>> Start DATASET EXTRACT

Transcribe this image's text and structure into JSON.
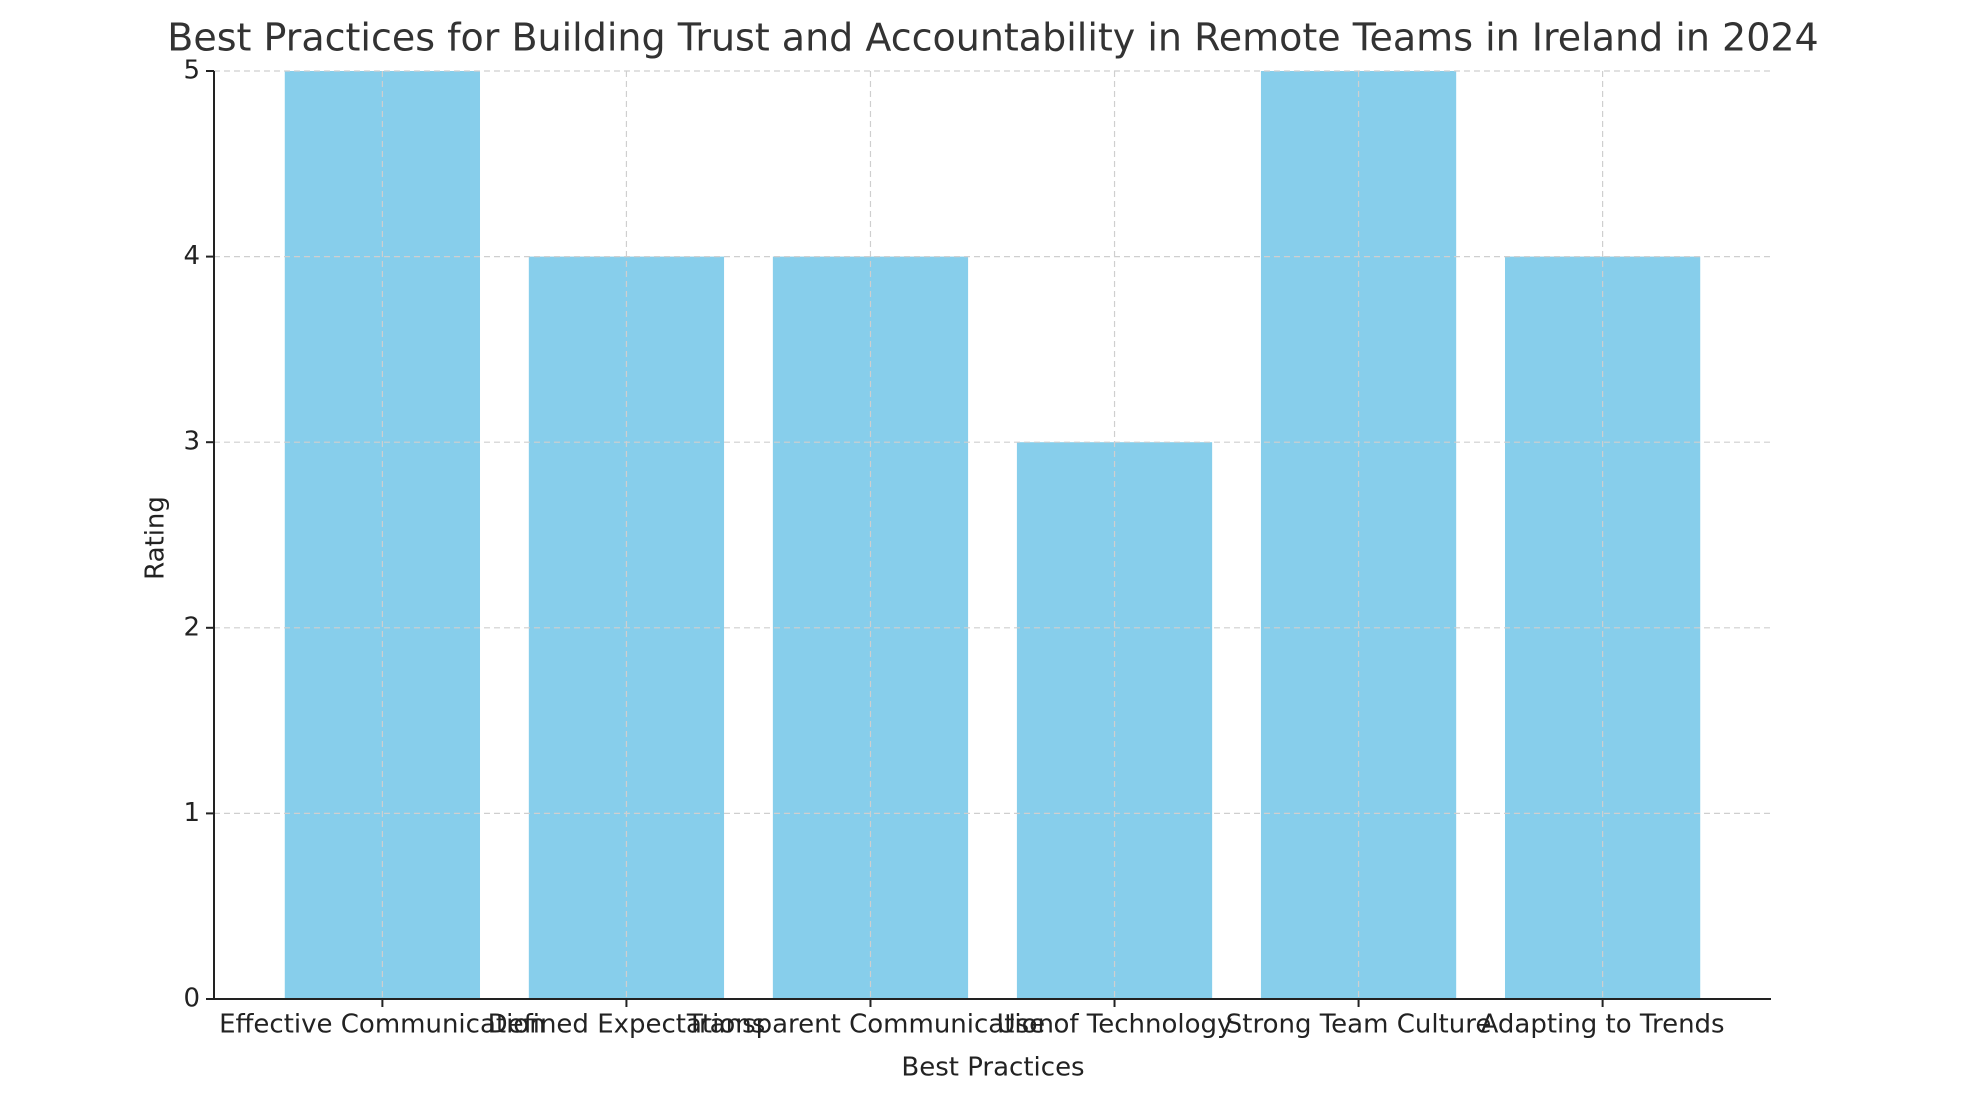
{
  "chart_data": {
    "type": "bar",
    "title": "Best Practices for Building Trust and Accountability in Remote Teams in Ireland in 2024",
    "x_label": "Best Practices",
    "y_label": "Rating",
    "categories": [
      "Effective Communication",
      "Defined Expectations",
      "Transparent Communication",
      "Use of Technology",
      "Strong Team Culture",
      "Adapting to Trends"
    ],
    "values": [
      5,
      4,
      4,
      3,
      5,
      4
    ],
    "color": "#87ceeb",
    "ylim": [
      0,
      5
    ],
    "yticks": [
      0,
      1,
      2,
      3,
      4,
      5
    ],
    "grid": true
  }
}
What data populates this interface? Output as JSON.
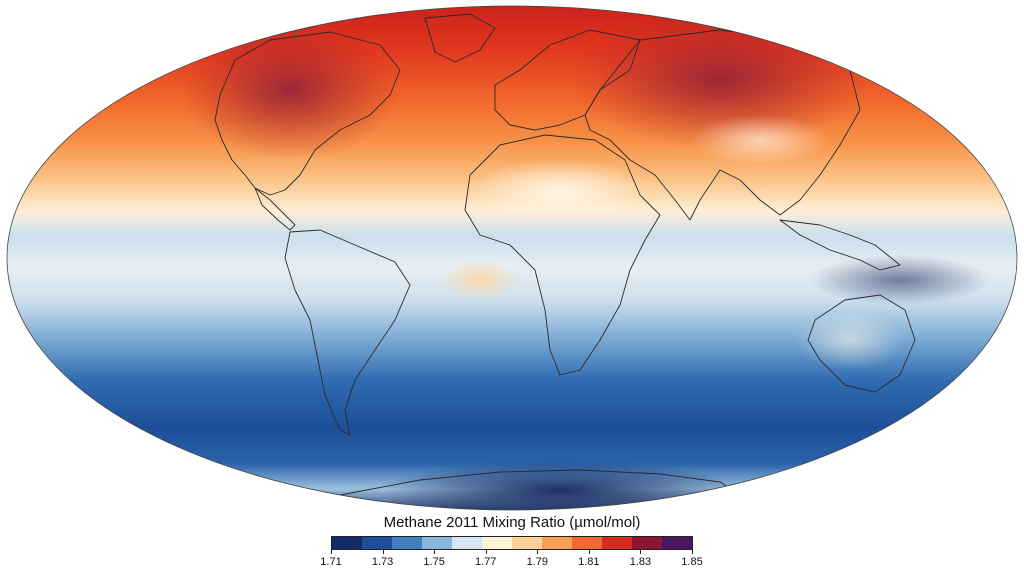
{
  "map": {
    "title": "Methane 2011 Mixing Ratio (µmol/mol)",
    "projection": "mollweide",
    "colormap": [
      "#132a6b",
      "#1f4f9a",
      "#3f7fbf",
      "#8ab6d9",
      "#d6e6f0",
      "#fbf3d6",
      "#fdd29a",
      "#f9a056",
      "#ef6b31",
      "#d42c1f",
      "#8c1530",
      "#4a1660"
    ]
  },
  "legend": {
    "ticks": [
      "1.71",
      "1.73",
      "1.75",
      "1.77",
      "1.79",
      "1.81",
      "1.83",
      "1.85"
    ]
  }
}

>> End DATASET EXTRACT

WHAT YOU ARE ASKED TO DO - Print the records word for word and exclude any picture they hold.

FULL RESPONSE -
Transcribe this image's text and structure into JSON.
{
  "chart_data": {
    "type": "bar",
    "title": "Best Practices for Building Trust and Accountability in Remote Teams in Ireland in 2024",
    "x_label": "Best Practices",
    "y_label": "Rating",
    "categories": [
      "Effective Communication",
      "Defined Expectations",
      "Transparent Communication",
      "Use of Technology",
      "Strong Team Culture",
      "Adapting to Trends"
    ],
    "values": [
      5,
      4,
      4,
      3,
      5,
      4
    ],
    "color": "#87ceeb",
    "ylim": [
      0,
      5
    ],
    "yticks": [
      0,
      1,
      2,
      3,
      4,
      5
    ],
    "grid": true
  }
}
What data populates this interface? Output as JSON.
{
  "map": {
    "title": "Methane 2011 Mixing Ratio (µmol/mol)",
    "projection": "mollweide",
    "colormap": [
      "#132a6b",
      "#1f4f9a",
      "#3f7fbf",
      "#8ab6d9",
      "#d6e6f0",
      "#fbf3d6",
      "#fdd29a",
      "#f9a056",
      "#ef6b31",
      "#d42c1f",
      "#8c1530",
      "#4a1660"
    ]
  },
  "legend": {
    "ticks": [
      "1.71",
      "1.73",
      "1.75",
      "1.77",
      "1.79",
      "1.81",
      "1.83",
      "1.85"
    ]
  }
}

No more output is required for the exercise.